**TASK PROMPT:**
Copy every line, leaving nothing out and adding nothing.

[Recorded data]
▼
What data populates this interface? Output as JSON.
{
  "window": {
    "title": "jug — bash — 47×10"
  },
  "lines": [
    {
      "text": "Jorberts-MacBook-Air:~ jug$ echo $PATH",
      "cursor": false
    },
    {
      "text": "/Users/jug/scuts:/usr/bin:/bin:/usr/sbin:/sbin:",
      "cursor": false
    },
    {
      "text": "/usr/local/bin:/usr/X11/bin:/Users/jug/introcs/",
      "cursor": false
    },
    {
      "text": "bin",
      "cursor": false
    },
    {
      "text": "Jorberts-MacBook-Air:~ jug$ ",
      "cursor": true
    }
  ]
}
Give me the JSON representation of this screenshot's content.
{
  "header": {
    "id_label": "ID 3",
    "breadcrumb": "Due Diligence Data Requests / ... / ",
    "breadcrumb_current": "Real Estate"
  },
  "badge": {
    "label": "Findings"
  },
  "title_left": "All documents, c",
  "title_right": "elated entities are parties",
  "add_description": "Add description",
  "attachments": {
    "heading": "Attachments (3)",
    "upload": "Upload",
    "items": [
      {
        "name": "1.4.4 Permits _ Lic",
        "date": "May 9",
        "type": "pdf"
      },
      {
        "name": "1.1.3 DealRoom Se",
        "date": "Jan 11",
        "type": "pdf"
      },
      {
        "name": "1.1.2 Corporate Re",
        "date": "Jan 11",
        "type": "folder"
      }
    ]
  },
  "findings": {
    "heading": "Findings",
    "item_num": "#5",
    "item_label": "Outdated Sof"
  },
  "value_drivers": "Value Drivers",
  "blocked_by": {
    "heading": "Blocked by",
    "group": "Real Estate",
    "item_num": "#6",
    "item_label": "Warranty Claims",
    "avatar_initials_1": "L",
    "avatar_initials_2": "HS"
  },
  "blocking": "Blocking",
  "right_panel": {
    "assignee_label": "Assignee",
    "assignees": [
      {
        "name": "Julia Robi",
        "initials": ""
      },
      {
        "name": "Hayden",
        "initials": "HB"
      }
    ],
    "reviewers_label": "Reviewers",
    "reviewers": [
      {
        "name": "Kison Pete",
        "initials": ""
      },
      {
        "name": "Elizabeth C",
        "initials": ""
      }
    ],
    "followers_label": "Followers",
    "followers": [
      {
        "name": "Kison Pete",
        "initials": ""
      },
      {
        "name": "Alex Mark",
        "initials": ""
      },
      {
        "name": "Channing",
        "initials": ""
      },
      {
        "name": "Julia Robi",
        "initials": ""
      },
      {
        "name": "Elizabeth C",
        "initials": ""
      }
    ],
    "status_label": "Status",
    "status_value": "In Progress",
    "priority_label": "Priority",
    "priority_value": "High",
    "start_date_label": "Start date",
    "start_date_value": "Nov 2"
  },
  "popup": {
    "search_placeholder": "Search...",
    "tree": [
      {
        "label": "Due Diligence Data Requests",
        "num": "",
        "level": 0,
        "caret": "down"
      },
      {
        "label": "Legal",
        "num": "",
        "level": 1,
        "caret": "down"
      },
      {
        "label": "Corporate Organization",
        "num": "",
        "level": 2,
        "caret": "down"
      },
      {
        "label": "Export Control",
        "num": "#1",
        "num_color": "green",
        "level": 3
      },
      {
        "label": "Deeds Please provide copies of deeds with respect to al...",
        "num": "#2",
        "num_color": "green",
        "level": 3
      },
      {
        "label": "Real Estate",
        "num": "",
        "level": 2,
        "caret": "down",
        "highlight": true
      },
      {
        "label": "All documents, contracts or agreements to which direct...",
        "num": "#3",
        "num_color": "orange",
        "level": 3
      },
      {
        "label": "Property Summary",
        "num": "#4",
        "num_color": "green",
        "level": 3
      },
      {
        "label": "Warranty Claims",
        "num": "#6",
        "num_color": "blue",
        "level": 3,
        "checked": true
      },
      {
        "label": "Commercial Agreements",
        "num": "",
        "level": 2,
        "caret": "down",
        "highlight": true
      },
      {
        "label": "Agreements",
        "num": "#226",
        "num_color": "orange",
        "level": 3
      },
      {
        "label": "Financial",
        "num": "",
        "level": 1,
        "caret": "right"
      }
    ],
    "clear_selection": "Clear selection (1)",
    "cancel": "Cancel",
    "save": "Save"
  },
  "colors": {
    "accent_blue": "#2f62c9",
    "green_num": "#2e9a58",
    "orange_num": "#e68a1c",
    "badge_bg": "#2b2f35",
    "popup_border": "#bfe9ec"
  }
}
▲
**WRITTEN RESPONSE:**
What data populates this interface? Output as JSON.
{
  "window": {
    "title": "jug — bash — 47×10"
  },
  "lines": [
    {
      "text": "Jorberts-MacBook-Air:~ jug$ echo $PATH",
      "cursor": false
    },
    {
      "text": "/Users/jug/scuts:/usr/bin:/bin:/usr/sbin:/sbin:",
      "cursor": false
    },
    {
      "text": "/usr/local/bin:/usr/X11/bin:/Users/jug/introcs/",
      "cursor": false
    },
    {
      "text": "bin",
      "cursor": false
    },
    {
      "text": "Jorberts-MacBook-Air:~ jug$ ",
      "cursor": true
    }
  ]
}
Give me the JSON representation of this screenshot's content.
{
  "header": {
    "id_label": "ID 3",
    "breadcrumb": "Due Diligence Data Requests / ... / ",
    "breadcrumb_current": "Real Estate"
  },
  "badge": {
    "label": "Findings"
  },
  "title_left": "All documents, c",
  "title_right": "elated entities are parties",
  "add_description": "Add description",
  "attachments": {
    "heading": "Attachments (3)",
    "upload": "Upload",
    "items": [
      {
        "name": "1.4.4 Permits _ Lic",
        "date": "May 9",
        "type": "pdf"
      },
      {
        "name": "1.1.3 DealRoom Se",
        "date": "Jan 11",
        "type": "pdf"
      },
      {
        "name": "1.1.2 Corporate Re",
        "date": "Jan 11",
        "type": "folder"
      }
    ]
  },
  "findings": {
    "heading": "Findings",
    "item_num": "#5",
    "item_label": "Outdated Sof"
  },
  "value_drivers": "Value Drivers",
  "blocked_by": {
    "heading": "Blocked by",
    "group": "Real Estate",
    "item_num": "#6",
    "item_label": "Warranty Claims",
    "avatar_initials_1": "L",
    "avatar_initials_2": "HS"
  },
  "blocking": "Blocking",
  "right_panel": {
    "assignee_label": "Assignee",
    "assignees": [
      {
        "name": "Julia Robi",
        "initials": ""
      },
      {
        "name": "Hayden",
        "initials": "HB"
      }
    ],
    "reviewers_label": "Reviewers",
    "reviewers": [
      {
        "name": "Kison Pete",
        "initials": ""
      },
      {
        "name": "Elizabeth C",
        "initials": ""
      }
    ],
    "followers_label": "Followers",
    "followers": [
      {
        "name": "Kison Pete",
        "initials": ""
      },
      {
        "name": "Alex Mark",
        "initials": ""
      },
      {
        "name": "Channing",
        "initials": ""
      },
      {
        "name": "Julia Robi",
        "initials": ""
      },
      {
        "name": "Elizabeth C",
        "initials": ""
      }
    ],
    "status_label": "Status",
    "status_value": "In Progress",
    "priority_label": "Priority",
    "priority_value": "High",
    "start_date_label": "Start date",
    "start_date_value": "Nov 2"
  },
  "popup": {
    "search_placeholder": "Search...",
    "tree": [
      {
        "label": "Due Diligence Data Requests",
        "num": "",
        "level": 0,
        "caret": "down"
      },
      {
        "label": "Legal",
        "num": "",
        "level": 1,
        "caret": "down"
      },
      {
        "label": "Corporate Organization",
        "num": "",
        "level": 2,
        "caret": "down"
      },
      {
        "label": "Export Control",
        "num": "#1",
        "num_color": "green",
        "level": 3
      },
      {
        "label": "Deeds Please provide copies of deeds with respect to al...",
        "num": "#2",
        "num_color": "green",
        "level": 3
      },
      {
        "label": "Real Estate",
        "num": "",
        "level": 2,
        "caret": "down",
        "highlight": true
      },
      {
        "label": "All documents, contracts or agreements to which direct...",
        "num": "#3",
        "num_color": "orange",
        "level": 3
      },
      {
        "label": "Property Summary",
        "num": "#4",
        "num_color": "green",
        "level": 3
      },
      {
        "label": "Warranty Claims",
        "num": "#6",
        "num_color": "blue",
        "level": 3,
        "checked": true
      },
      {
        "label": "Commercial Agreements",
        "num": "",
        "level": 2,
        "caret": "down",
        "highlight": true
      },
      {
        "label": "Agreements",
        "num": "#226",
        "num_color": "orange",
        "level": 3
      },
      {
        "label": "Financial",
        "num": "",
        "level": 1,
        "caret": "right"
      }
    ],
    "clear_selection": "Clear selection (1)",
    "cancel": "Cancel",
    "save": "Save"
  },
  "colors": {
    "accent_blue": "#2f62c9",
    "green_num": "#2e9a58",
    "orange_num": "#e68a1c",
    "badge_bg": "#2b2f35",
    "popup_border": "#bfe9ec"
  }
}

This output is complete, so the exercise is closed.